Все хорошо и прекрасно — только в промежутке между 3 и 12 августа к Амбридж в голову залетает идея сделать ответный ход в партии против Дамблдора: поскольку мадам Боунз будет самостоятельно выносить вердикт и определять степень виновности Гарри, сие совершенно не должно устраивать Его Светлейшество Министра (а ну как оправдает?) — и почему бы не привлечь к делу Визенгамот, члены которого станут выполнять функции присяжных? Тогда именно в их обязанности будет входить установление степени вины подсудимого и ответственности за нее — мадам Боунз, как всего лишь одной из судей, придется подчиниться решению большинства (демократия же).

Придя в восторг от такой идеи, Фадж хлопает в ладоши и одобрительно кивает.

Однако в то же время и Министр, и Амбридж понимают, что полный состав Визенгамота им остро не нужен (в зале много пустых мест) — ведь среди его членов наверняка осталось много сочувствующих и сторонников Дамблдора.

Поэтому получается, что либо в те краткие полторы недели, что прошли с момента атаки дементоров до слушания, вслед за Дамблдором с постов летят его ближайшие сторонники, либо на слушание собирается ровно столько членов Визенгамота, сколько необходимо, чтобы заседание могло быть признано состоявшимся. И не больше.

Одновременно сладкая парочка придумывает перенести и время слушания — чтобы отстранить Дамблдора, как свидетеля защиты. А в идеале — и Гарри, в случае неявки на слушание которого дело может дойти и до заключения под стражу.

Вглядимся внимательно: в 6:30 о перемене места и времени неизвестно никому, на Гриммо никто не суетится; примерно в 7:30, когда мистер Уизли разговаривает с Кингсли, Кингсли ничем не выдает ни малейшей доли обеспокоенности, он уверен, что все в порядке; в 8:05 прибегает Перкинс со словами, что срочное сообщение о перемене места и времени слушания пришло 10 минут назад — то есть в 7:55.

Это, несомненно, прекрасно, однако какого черта об этом знает Перкинс?

Что ж, полагаю, мистера Перкинса Артур поставил в известность о происходящем (до определенной степени, разумеется). У них вполне доброприятельские отношения (Перкинс даже одолжил Артуру свою палатку на Чемпионат мира прошлым летом), и я думаю, что Перкинс был в общем и целом в курсе того, что мистер Уизли будет сопровождать Гарри на слушание (хотя официально он к мальчику никакого отношения не имеет), а также не случайно оказался в Министерстве так рано — небось, мистер Уизли попросил оказать услугу. Как видно, не зря.

[Имеющиеся данные]
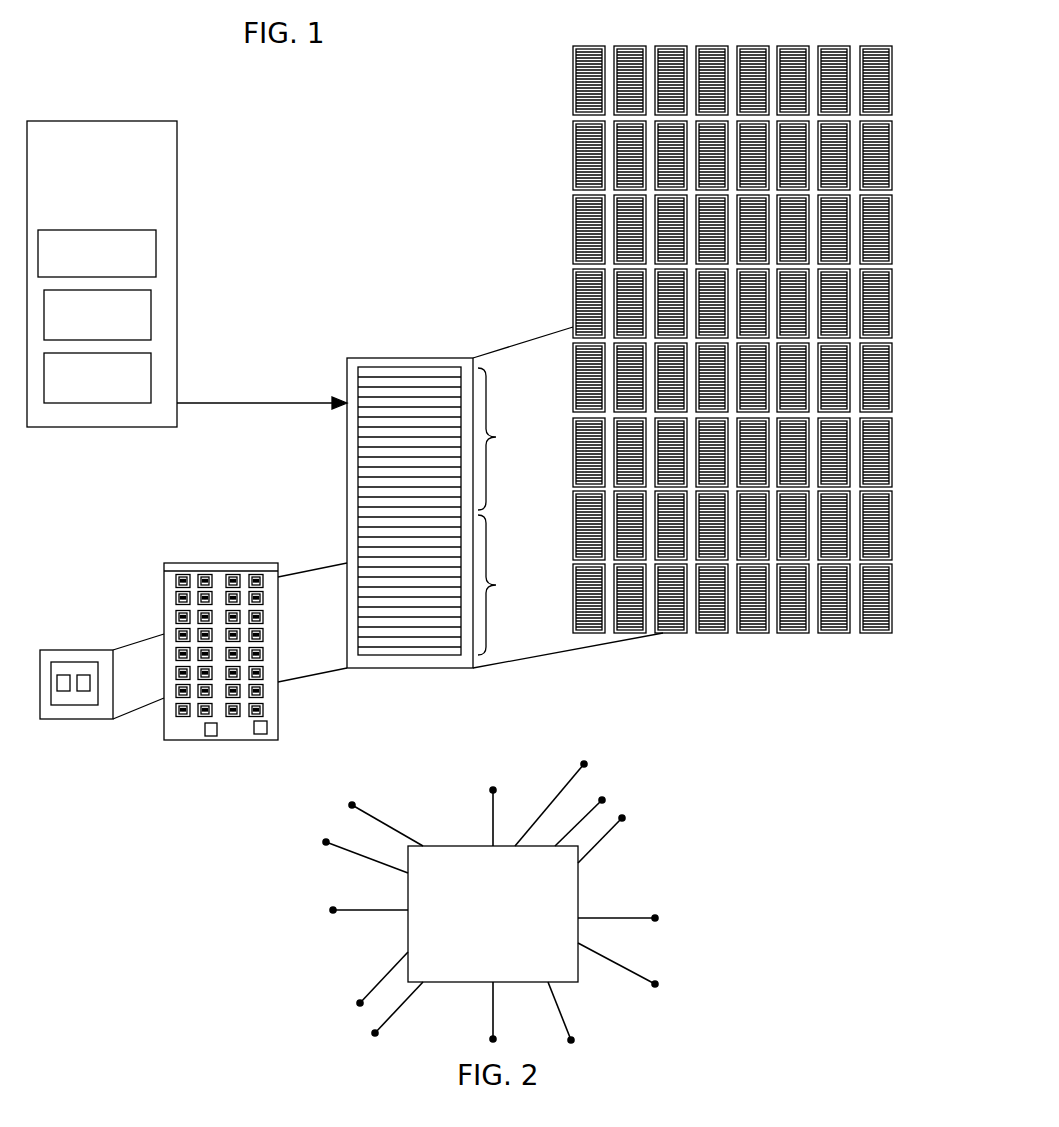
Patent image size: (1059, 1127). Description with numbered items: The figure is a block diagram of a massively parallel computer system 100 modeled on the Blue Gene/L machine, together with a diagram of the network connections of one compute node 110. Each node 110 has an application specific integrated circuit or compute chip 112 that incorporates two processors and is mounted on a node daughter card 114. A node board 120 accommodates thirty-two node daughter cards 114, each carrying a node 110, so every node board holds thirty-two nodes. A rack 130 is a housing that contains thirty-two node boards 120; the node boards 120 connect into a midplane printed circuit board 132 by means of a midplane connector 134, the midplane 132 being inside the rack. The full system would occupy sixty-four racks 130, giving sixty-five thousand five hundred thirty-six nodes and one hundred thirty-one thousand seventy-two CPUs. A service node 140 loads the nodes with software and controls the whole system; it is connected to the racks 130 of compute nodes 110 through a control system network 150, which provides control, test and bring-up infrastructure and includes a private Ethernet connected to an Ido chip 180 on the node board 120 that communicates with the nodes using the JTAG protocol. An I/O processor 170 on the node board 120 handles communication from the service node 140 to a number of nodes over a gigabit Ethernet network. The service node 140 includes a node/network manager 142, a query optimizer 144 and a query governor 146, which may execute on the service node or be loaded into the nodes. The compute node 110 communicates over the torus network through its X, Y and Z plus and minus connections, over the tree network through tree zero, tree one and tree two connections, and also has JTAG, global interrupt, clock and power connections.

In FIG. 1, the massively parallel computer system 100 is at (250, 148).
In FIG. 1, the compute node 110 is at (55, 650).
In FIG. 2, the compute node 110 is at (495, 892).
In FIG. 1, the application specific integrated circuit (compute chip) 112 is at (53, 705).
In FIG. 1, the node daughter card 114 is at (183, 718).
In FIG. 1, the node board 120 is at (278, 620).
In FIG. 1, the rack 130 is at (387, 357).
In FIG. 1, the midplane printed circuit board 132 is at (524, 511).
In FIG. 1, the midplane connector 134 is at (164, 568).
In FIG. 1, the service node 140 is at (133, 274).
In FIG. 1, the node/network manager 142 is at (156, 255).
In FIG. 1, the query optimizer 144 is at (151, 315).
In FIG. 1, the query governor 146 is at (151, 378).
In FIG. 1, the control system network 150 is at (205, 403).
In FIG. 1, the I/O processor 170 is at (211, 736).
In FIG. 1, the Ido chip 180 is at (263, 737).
---
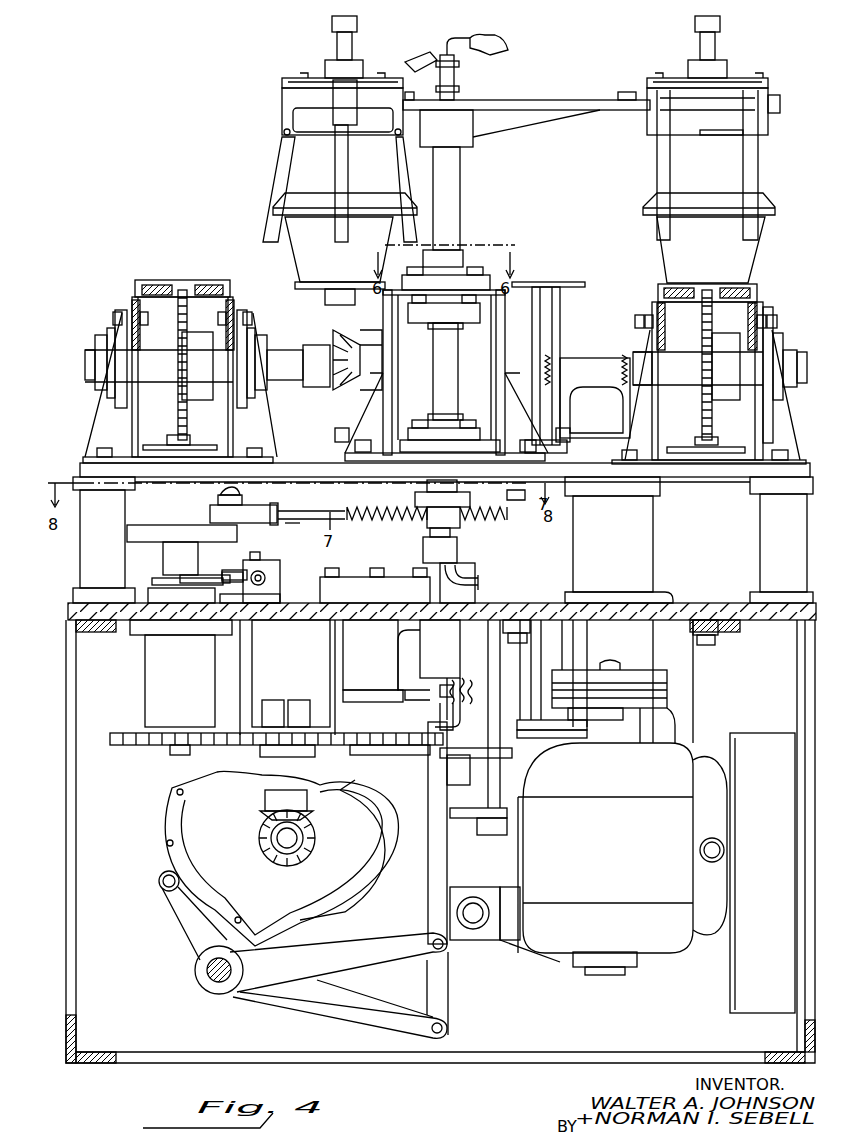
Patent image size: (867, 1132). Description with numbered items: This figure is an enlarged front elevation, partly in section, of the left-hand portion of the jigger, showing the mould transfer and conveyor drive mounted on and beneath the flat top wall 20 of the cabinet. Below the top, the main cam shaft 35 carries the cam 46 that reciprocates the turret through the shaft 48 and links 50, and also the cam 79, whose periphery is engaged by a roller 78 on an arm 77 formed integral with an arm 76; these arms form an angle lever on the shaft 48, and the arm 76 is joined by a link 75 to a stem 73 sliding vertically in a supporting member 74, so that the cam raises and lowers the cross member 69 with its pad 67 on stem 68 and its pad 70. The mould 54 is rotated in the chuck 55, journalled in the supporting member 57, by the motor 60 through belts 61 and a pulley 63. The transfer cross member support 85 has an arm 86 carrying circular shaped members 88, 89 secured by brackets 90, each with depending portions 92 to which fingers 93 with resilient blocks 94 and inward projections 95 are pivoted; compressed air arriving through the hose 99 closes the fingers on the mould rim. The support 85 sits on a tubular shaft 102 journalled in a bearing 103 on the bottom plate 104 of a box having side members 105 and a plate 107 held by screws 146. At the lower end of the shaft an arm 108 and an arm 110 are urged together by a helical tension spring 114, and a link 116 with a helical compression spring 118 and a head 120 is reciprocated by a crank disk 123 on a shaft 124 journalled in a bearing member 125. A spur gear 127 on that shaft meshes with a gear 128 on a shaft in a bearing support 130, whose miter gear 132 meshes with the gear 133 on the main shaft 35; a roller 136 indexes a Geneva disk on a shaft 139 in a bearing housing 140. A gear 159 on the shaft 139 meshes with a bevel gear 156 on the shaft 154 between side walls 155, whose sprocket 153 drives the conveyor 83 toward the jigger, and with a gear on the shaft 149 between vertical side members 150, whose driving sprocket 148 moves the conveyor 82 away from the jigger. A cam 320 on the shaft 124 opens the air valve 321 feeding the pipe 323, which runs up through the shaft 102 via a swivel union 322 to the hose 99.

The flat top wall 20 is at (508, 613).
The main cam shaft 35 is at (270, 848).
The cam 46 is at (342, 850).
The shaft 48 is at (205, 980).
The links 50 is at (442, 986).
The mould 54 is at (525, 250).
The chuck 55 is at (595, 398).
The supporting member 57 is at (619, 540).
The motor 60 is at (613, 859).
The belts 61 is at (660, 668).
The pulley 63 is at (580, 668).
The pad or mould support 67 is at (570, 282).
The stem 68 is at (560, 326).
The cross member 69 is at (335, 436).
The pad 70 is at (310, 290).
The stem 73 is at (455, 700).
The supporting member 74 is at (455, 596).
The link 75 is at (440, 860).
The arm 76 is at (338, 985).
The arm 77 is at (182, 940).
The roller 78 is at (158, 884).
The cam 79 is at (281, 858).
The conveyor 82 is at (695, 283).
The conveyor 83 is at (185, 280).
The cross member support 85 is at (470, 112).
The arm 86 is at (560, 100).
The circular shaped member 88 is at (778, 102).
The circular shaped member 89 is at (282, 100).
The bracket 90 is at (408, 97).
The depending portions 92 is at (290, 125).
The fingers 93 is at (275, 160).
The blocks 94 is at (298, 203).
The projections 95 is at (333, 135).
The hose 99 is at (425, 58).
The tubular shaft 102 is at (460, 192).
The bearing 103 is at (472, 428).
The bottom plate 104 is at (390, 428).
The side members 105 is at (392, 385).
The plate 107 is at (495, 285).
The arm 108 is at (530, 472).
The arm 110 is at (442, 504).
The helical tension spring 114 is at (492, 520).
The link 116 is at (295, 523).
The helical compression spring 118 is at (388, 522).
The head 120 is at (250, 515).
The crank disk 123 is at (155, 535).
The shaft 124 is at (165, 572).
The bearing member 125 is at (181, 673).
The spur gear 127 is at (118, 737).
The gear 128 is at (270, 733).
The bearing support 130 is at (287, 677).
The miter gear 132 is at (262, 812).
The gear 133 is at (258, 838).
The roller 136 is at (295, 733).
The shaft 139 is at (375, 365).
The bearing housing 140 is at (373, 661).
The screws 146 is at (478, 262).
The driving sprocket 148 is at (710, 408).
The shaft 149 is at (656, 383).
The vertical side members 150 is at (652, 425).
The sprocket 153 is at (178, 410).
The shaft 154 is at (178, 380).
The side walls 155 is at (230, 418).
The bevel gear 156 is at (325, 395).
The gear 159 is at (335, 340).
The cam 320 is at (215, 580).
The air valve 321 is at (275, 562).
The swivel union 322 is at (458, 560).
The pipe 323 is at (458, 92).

[Письменное задание 1]
Во сколько, согласно цитируемому тексту, пришло срочное сообщение о перемене места и времени слушания?
[Письменное задание 2]
Повторите дословно строки данных: начните со строки, в которой есть «Patent image size: (1059, 1127).», и остановитесь после строки, в которой есть «In FIG. 1, the midplane printed».

[Правильный ответ 1]
В 7:55.

[Правильный ответ 2]
Patent image size: (1059, 1127). Description with numbered items: The figure is a block diagram of a massively parallel computer system 100 modeled on the Blue Gene/L machine, together with a diagram of the network connections of one compute node 110. Each node 110 has an application specific integrated circuit or compute chip 112 that incorporates two processors and is mounted on a node daughter card 114. A node board 120 accommodates thirty-two node daughter cards 114, each carrying a node 110, so every node board holds thirty-two nodes. A rack 130 is a housing that contains thirty-two node boards 120; the node boards 120 connect into a midplane printed circuit board 132 by means of a midplane connector 134, the midplane 132 being inside the rack. The full system would occupy sixty-four racks 130, giving sixty-five thousand five hundred thirty-six nodes and one hundred thirty-one thousand seventy-two CPUs. A service node 140 loads the nodes with software and controls the whole system; it is connected to the racks 130 of compute nodes 110 through a control system network 150, which provides control, test and bring-up infrastructure and includes a private Ethernet connected to an Ido chip 180 on the node board 120 that communicates with the nodes using the JTAG protocol. An I/O processor 170 on the node board 120 handles communication from the service node 140 to a number of nodes over a gigabit Ethernet network. The service node 140 includes a node/network manager 142, a query optimizer 144 and a query governor 146, which may execute on the service node or be loaded into the nodes. The compute node 110 communicates over the torus network through its X, Y and Z plus and minus connections, over the tree network through tree zero, tree one and tree two connections, and also has JTAG, global interrupt, clock and power connections.

In FIG. 1, the massively parallel computer system 100 is at (250, 148).
In FIG. 1, the compute node 110 is at (55, 650).
In FIG. 2, the compute node 110 is at (495, 892).
In FIG. 1, the application specific integrated circuit (compute chip) 112 is at (53, 705).
In FIG. 1, the node daughter card 114 is at (183, 718).
In FIG. 1, the node board 120 is at (278, 620).
In FIG. 1, the rack 130 is at (387, 357).
In FIG. 1, the midplane printed circuit board 132 is at (524, 511).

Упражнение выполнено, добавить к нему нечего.